> _INSTRUCTION_
Pictures don't belong in the copy; print all the records exactly.

> _DATASET ROWS_
********

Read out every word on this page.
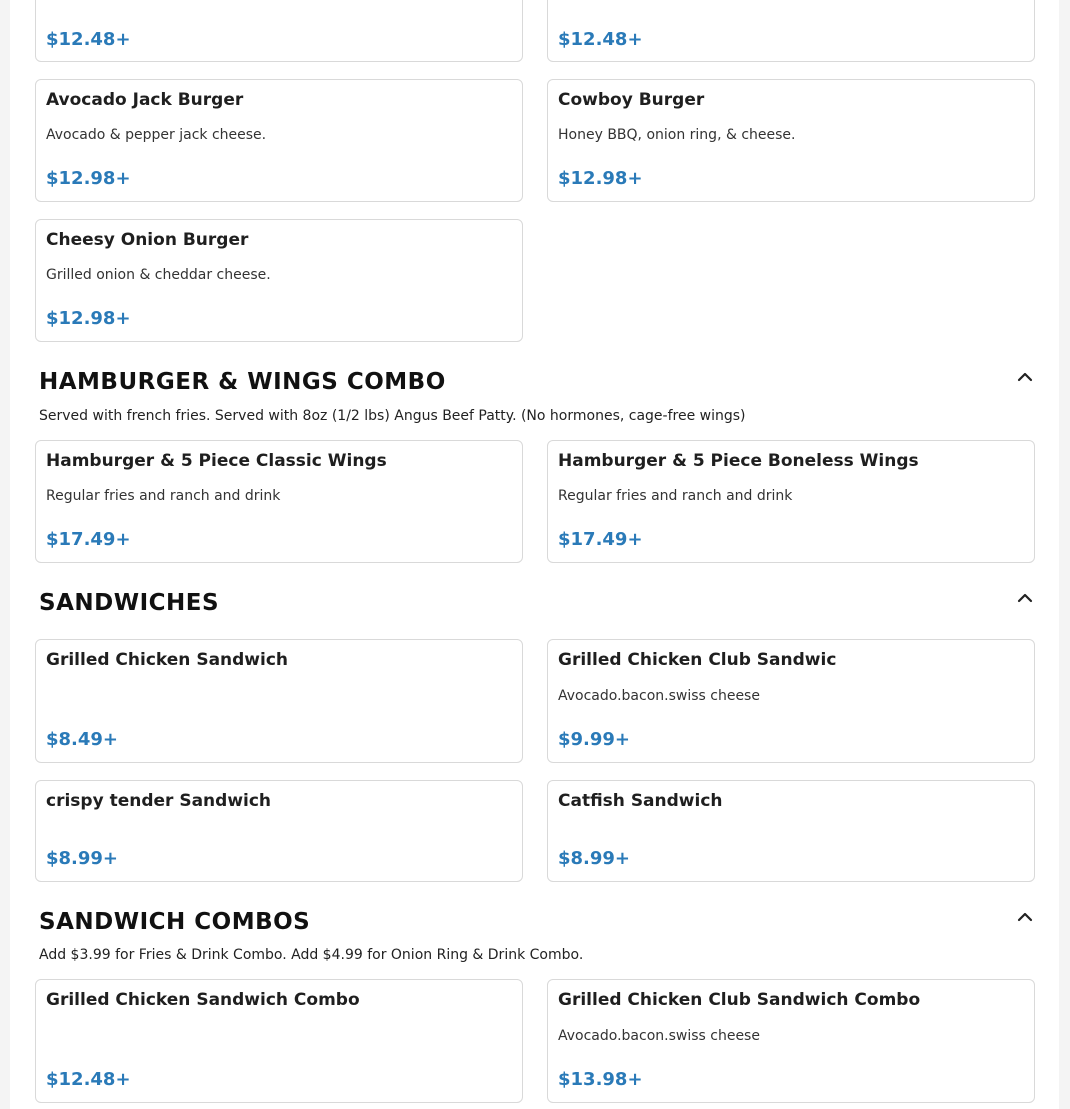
$12.48+	$12.48+
Avocado Jack Burger
Avocado & pepper jack cheese.
$12.98+
Cowboy Burger
Honey BBQ, onion ring, & cheese.
$12.98+
Cheesy Onion Burger
Grilled onion & cheddar cheese.
$12.98+
HAMBURGER & WINGS COMBO
Served with french fries. Served with 8oz (1/2 lbs) Angus Beef Patty. (No hormones, cage-free wings)
Hamburger & 5 Piece Classic Wings
Regular fries and ranch and drink
$17.49+
Hamburger & 5 Piece Boneless Wings
Regular fries and ranch and drink
$17.49+
SANDWICHES
Grilled Chicken Sandwich
$8.49+
Grilled Chicken Club Sandwic
Avocado.bacon.swiss cheese
$9.99+
crispy tender Sandwich
$8.99+
Catfish Sandwich
$8.99+
SANDWICH COMBOS
Add $3.99 for Fries & Drink Combo. Add $4.99 for Onion Ring & Drink Combo.
Grilled Chicken Sandwich Combo
$12.48+
Grilled Chicken Club Sandwich Combo
Avocado.bacon.swiss cheese
$13.98+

********

> _ANSWER TO THE EXERCISE_
Read out every word on this page.
$12.48+	$12.48+
Avocado Jack Burger
Avocado & pepper jack cheese.
$12.98+
Cowboy Burger
Honey BBQ, onion ring, & cheese.
$12.98+
Cheesy Onion Burger
Grilled onion & cheddar cheese.
$12.98+
HAMBURGER & WINGS COMBO
Served with french fries. Served with 8oz (1/2 lbs) Angus Beef Patty. (No hormones, cage-free wings)
Hamburger & 5 Piece Classic Wings
Regular fries and ranch and drink
$17.49+
Hamburger & 5 Piece Boneless Wings
Regular fries and ranch and drink
$17.49+
SANDWICHES
Grilled Chicken Sandwich
$8.49+
Grilled Chicken Club Sandwic
Avocado.bacon.swiss cheese
$9.99+
crispy tender Sandwich
$8.99+
Catfish Sandwich
$8.99+
SANDWICH COMBOS
Add $3.99 for Fries & Drink Combo. Add $4.99 for Onion Ring & Drink Combo.
Grilled Chicken Sandwich Combo
$12.48+
Grilled Chicken Club Sandwich Combo
Avocado.bacon.swiss cheese
$13.98+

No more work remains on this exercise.